▶ **GIVEN RECORDS**
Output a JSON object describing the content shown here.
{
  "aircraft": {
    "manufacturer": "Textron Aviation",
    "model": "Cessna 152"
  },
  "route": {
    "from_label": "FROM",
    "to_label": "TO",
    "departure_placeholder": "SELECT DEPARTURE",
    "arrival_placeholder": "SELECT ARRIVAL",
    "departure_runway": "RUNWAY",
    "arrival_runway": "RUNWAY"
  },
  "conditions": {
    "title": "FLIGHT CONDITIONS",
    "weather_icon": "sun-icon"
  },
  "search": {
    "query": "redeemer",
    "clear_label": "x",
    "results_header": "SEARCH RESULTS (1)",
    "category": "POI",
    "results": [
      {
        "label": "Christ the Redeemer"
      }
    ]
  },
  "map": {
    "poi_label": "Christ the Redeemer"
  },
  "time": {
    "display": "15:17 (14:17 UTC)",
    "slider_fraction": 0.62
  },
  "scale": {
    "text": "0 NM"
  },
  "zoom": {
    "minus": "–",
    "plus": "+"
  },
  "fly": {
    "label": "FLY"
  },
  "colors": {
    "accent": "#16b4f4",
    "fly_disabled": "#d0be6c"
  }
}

▶ **AIM**
Output the entries verbatim.

▶ **FULL OUTPUT**
Output a JSON object describing the content shown here.
{
  "aircraft": {
    "manufacturer": "Textron Aviation",
    "model": "Cessna 152"
  },
  "route": {
    "from_label": "FROM",
    "to_label": "TO",
    "departure_placeholder": "SELECT DEPARTURE",
    "arrival_placeholder": "SELECT ARRIVAL",
    "departure_runway": "RUNWAY",
    "arrival_runway": "RUNWAY"
  },
  "conditions": {
    "title": "FLIGHT CONDITIONS",
    "weather_icon": "sun-icon"
  },
  "search": {
    "query": "redeemer",
    "clear_label": "x",
    "results_header": "SEARCH RESULTS (1)",
    "category": "POI",
    "results": [
      {
        "label": "Christ the Redeemer"
      }
    ]
  },
  "map": {
    "poi_label": "Christ the Redeemer"
  },
  "time": {
    "display": "15:17 (14:17 UTC)",
    "slider_fraction": 0.62
  },
  "scale": {
    "text": "0 NM"
  },
  "zoom": {
    "minus": "–",
    "plus": "+"
  },
  "fly": {
    "label": "FLY"
  },
  "colors": {
    "accent": "#16b4f4",
    "fly_disabled": "#d0be6c"
  }
}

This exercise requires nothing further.